REQUIREMENTS → Sort through the entries below and pull out lines containing the word "Type".

[BEGIN SOURCE RECORDS]

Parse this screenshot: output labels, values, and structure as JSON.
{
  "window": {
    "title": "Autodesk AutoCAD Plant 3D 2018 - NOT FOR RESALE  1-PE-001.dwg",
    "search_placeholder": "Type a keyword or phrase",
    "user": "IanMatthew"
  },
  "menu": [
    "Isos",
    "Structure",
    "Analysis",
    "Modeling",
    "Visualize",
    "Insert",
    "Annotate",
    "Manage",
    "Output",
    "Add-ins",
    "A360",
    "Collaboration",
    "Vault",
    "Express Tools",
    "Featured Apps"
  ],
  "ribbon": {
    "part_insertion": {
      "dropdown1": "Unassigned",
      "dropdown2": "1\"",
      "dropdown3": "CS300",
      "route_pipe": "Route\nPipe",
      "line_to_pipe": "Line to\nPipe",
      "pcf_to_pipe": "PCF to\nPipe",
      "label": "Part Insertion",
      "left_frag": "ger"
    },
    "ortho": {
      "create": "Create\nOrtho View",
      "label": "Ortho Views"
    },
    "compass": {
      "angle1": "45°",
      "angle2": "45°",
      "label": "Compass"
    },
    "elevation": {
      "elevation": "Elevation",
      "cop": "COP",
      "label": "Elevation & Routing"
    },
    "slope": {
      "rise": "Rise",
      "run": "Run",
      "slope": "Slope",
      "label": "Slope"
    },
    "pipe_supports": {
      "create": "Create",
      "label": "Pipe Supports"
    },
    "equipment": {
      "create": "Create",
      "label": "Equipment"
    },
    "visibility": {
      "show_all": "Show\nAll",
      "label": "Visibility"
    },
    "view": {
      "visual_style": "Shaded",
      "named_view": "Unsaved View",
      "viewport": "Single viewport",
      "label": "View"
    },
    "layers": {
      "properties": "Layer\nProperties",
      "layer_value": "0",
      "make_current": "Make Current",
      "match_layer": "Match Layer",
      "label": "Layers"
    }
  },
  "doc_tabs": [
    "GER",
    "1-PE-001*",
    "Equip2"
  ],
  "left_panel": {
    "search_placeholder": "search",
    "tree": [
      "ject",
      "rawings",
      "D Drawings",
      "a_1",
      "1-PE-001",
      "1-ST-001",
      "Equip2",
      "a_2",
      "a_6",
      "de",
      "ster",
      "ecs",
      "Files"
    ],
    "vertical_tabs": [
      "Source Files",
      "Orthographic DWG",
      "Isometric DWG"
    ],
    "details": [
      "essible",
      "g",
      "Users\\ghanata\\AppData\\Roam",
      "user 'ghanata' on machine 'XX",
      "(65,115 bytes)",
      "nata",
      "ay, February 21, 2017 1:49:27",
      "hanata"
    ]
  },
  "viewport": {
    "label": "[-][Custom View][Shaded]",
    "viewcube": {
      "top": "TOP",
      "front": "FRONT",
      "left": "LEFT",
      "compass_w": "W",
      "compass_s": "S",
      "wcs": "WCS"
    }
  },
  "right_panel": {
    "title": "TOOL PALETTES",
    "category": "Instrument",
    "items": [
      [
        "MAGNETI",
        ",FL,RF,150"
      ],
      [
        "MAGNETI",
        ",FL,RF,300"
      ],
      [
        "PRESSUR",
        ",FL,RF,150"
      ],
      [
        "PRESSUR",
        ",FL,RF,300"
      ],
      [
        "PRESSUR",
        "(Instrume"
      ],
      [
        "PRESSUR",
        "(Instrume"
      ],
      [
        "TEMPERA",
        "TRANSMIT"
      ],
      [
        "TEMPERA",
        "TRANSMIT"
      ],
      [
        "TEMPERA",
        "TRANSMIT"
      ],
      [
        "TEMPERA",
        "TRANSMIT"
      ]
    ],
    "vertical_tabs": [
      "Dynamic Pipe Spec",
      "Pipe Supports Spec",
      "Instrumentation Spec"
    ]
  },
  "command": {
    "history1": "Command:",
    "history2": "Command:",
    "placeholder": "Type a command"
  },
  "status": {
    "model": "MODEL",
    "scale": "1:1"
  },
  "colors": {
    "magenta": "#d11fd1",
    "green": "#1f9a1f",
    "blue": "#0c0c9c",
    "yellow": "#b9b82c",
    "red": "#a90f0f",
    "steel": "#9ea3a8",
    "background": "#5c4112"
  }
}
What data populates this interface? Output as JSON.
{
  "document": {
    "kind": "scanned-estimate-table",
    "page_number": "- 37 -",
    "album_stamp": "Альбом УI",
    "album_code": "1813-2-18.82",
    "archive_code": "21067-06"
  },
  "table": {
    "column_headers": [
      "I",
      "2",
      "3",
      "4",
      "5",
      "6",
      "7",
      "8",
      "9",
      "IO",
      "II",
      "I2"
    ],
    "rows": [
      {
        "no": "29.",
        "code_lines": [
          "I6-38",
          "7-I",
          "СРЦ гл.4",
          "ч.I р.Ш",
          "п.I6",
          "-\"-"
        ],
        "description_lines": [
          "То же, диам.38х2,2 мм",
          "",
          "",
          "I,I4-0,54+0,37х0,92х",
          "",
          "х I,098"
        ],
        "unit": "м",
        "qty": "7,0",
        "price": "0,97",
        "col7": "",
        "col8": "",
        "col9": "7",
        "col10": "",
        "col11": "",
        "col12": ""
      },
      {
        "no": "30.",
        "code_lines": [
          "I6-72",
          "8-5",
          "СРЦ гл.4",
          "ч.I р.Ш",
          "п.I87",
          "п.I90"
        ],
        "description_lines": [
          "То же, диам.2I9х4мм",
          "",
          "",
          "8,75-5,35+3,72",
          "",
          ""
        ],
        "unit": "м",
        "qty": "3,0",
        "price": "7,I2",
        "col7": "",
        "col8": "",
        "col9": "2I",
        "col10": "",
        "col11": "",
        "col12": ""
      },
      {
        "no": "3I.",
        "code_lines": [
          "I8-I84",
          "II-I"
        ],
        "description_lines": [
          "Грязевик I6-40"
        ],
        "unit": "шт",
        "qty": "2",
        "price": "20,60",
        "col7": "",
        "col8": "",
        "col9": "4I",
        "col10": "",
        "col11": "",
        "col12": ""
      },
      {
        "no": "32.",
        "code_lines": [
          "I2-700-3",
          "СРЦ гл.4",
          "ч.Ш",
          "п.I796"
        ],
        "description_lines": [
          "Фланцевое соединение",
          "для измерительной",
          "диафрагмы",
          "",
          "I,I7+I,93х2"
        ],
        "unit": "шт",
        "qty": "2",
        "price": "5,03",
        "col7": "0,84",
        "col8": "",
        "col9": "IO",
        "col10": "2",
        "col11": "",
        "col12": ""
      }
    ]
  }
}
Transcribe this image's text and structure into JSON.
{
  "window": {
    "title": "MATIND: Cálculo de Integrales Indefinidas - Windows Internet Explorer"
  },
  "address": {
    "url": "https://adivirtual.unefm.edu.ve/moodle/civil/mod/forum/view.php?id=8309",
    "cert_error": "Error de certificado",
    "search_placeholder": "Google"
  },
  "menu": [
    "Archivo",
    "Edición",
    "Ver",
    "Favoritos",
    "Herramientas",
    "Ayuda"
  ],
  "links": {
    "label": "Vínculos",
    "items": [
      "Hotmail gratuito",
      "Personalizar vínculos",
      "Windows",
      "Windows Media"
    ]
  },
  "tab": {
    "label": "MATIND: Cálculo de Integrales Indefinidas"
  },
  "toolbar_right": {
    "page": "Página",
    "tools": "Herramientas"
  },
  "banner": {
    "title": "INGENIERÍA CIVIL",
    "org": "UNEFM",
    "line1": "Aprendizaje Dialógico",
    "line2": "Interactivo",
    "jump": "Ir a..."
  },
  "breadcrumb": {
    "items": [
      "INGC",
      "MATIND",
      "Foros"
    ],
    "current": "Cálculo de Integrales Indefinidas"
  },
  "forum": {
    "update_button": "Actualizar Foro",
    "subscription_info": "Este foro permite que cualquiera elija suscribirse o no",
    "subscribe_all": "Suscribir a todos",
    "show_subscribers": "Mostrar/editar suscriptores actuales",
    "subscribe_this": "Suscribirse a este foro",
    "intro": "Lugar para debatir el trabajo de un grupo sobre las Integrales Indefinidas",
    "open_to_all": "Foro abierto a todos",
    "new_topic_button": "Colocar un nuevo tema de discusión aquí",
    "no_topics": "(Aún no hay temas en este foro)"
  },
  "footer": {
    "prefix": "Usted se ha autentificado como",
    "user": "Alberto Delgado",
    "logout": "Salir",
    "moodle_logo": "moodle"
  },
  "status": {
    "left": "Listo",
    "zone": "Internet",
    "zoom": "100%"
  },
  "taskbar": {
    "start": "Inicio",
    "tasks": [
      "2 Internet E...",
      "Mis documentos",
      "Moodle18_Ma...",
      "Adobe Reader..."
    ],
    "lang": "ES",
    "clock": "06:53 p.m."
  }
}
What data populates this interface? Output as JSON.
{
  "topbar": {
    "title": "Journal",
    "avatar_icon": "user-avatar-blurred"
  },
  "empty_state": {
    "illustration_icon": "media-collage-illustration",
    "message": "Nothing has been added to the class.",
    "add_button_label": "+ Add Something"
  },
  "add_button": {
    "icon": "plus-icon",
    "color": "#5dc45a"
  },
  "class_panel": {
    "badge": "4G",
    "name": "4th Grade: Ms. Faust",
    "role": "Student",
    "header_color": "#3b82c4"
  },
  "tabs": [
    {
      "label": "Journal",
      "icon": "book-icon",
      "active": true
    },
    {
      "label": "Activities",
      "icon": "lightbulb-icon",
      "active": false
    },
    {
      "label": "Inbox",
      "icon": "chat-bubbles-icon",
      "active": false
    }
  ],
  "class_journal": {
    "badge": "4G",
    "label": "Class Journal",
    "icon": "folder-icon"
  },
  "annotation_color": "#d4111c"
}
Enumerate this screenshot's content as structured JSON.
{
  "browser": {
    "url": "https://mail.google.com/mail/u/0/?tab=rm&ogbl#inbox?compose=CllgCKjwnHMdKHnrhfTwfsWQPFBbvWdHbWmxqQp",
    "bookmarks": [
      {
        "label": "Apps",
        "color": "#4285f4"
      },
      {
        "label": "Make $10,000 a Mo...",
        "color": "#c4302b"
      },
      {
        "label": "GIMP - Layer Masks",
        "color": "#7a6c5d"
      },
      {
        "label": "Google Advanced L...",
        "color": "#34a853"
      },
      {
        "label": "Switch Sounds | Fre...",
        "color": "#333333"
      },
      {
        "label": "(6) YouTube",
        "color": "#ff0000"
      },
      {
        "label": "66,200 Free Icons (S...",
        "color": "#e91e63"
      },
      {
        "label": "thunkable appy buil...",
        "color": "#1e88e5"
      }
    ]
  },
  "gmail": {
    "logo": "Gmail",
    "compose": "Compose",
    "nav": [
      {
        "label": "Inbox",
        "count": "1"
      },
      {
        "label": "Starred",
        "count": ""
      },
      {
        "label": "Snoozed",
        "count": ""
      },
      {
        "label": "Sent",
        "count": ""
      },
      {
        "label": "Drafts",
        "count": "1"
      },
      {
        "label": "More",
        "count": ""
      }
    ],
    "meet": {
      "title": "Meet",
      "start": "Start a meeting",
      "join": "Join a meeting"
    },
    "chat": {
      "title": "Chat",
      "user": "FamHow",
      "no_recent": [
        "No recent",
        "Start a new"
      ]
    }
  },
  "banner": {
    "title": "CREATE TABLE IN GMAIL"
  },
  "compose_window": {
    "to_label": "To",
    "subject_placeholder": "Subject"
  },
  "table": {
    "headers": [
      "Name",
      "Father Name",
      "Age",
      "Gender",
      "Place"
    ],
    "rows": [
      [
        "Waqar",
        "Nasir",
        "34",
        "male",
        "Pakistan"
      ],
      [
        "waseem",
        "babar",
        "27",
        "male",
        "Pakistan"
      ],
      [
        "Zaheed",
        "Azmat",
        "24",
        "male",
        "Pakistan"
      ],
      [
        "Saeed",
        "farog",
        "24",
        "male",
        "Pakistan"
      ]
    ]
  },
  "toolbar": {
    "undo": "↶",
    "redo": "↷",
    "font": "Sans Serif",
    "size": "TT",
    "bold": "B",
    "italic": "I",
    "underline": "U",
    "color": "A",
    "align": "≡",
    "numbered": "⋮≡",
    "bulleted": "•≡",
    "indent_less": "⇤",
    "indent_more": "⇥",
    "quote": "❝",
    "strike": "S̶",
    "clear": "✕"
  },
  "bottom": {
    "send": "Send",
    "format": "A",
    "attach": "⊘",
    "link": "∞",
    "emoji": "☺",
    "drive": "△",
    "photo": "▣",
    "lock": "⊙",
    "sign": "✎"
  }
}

[END SOURCE RECORDS]

RESPONSE →
    "search_placeholder": "Type a keyword or phrase",
    "placeholder": "Type a command"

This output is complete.